* _Data for this task_
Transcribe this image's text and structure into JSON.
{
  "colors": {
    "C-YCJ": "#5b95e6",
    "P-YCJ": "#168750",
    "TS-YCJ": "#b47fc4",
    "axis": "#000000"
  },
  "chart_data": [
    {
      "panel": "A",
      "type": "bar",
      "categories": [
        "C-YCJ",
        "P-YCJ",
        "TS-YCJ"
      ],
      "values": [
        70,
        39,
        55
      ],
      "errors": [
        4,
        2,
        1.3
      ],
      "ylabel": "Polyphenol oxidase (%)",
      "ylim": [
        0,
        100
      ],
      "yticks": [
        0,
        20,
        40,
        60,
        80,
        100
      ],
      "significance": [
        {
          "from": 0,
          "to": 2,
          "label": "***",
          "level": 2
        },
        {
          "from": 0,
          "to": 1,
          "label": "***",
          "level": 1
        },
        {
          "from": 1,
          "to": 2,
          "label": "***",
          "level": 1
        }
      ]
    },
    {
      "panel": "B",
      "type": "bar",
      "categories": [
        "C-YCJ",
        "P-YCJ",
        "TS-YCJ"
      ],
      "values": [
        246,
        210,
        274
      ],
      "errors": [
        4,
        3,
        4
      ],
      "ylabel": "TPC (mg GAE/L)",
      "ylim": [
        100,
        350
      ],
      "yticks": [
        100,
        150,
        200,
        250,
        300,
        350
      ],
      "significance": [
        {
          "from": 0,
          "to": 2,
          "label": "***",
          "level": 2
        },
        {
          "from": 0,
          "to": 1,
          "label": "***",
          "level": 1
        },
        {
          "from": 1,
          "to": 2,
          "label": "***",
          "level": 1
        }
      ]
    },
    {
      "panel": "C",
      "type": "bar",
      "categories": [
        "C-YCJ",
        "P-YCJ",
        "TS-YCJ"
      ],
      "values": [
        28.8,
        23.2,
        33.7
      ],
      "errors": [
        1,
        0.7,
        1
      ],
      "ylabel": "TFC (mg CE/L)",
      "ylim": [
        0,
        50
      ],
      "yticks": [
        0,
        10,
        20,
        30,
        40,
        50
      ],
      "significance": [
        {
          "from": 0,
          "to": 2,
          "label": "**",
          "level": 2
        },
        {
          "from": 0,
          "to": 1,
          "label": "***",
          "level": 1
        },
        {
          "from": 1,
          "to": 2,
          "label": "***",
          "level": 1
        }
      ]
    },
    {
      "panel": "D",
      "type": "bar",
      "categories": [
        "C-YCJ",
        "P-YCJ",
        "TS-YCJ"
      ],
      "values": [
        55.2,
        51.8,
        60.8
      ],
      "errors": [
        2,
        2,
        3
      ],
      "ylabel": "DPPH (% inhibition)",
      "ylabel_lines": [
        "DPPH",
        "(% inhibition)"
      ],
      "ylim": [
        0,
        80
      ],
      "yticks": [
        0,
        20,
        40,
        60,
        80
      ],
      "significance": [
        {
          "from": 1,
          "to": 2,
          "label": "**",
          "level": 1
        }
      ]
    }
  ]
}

* _Given request_
Please reproduce each record precisely as written.

* _Finished task_
Transcribe this image's text and structure into JSON.
{
  "colors": {
    "C-YCJ": "#5b95e6",
    "P-YCJ": "#168750",
    "TS-YCJ": "#b47fc4",
    "axis": "#000000"
  },
  "chart_data": [
    {
      "panel": "A",
      "type": "bar",
      "categories": [
        "C-YCJ",
        "P-YCJ",
        "TS-YCJ"
      ],
      "values": [
        70,
        39,
        55
      ],
      "errors": [
        4,
        2,
        1.3
      ],
      "ylabel": "Polyphenol oxidase (%)",
      "ylim": [
        0,
        100
      ],
      "yticks": [
        0,
        20,
        40,
        60,
        80,
        100
      ],
      "significance": [
        {
          "from": 0,
          "to": 2,
          "label": "***",
          "level": 2
        },
        {
          "from": 0,
          "to": 1,
          "label": "***",
          "level": 1
        },
        {
          "from": 1,
          "to": 2,
          "label": "***",
          "level": 1
        }
      ]
    },
    {
      "panel": "B",
      "type": "bar",
      "categories": [
        "C-YCJ",
        "P-YCJ",
        "TS-YCJ"
      ],
      "values": [
        246,
        210,
        274
      ],
      "errors": [
        4,
        3,
        4
      ],
      "ylabel": "TPC (mg GAE/L)",
      "ylim": [
        100,
        350
      ],
      "yticks": [
        100,
        150,
        200,
        250,
        300,
        350
      ],
      "significance": [
        {
          "from": 0,
          "to": 2,
          "label": "***",
          "level": 2
        },
        {
          "from": 0,
          "to": 1,
          "label": "***",
          "level": 1
        },
        {
          "from": 1,
          "to": 2,
          "label": "***",
          "level": 1
        }
      ]
    },
    {
      "panel": "C",
      "type": "bar",
      "categories": [
        "C-YCJ",
        "P-YCJ",
        "TS-YCJ"
      ],
      "values": [
        28.8,
        23.2,
        33.7
      ],
      "errors": [
        1,
        0.7,
        1
      ],
      "ylabel": "TFC (mg CE/L)",
      "ylim": [
        0,
        50
      ],
      "yticks": [
        0,
        10,
        20,
        30,
        40,
        50
      ],
      "significance": [
        {
          "from": 0,
          "to": 2,
          "label": "**",
          "level": 2
        },
        {
          "from": 0,
          "to": 1,
          "label": "***",
          "level": 1
        },
        {
          "from": 1,
          "to": 2,
          "label": "***",
          "level": 1
        }
      ]
    },
    {
      "panel": "D",
      "type": "bar",
      "categories": [
        "C-YCJ",
        "P-YCJ",
        "TS-YCJ"
      ],
      "values": [
        55.2,
        51.8,
        60.8
      ],
      "errors": [
        2,
        2,
        3
      ],
      "ylabel": "DPPH (% inhibition)",
      "ylabel_lines": [
        "DPPH",
        "(% inhibition)"
      ],
      "ylim": [
        0,
        80
      ],
      "yticks": [
        0,
        20,
        40,
        60,
        80
      ],
      "significance": [
        {
          "from": 1,
          "to": 2,
          "label": "**",
          "level": 1
        }
      ]
    }
  ]
}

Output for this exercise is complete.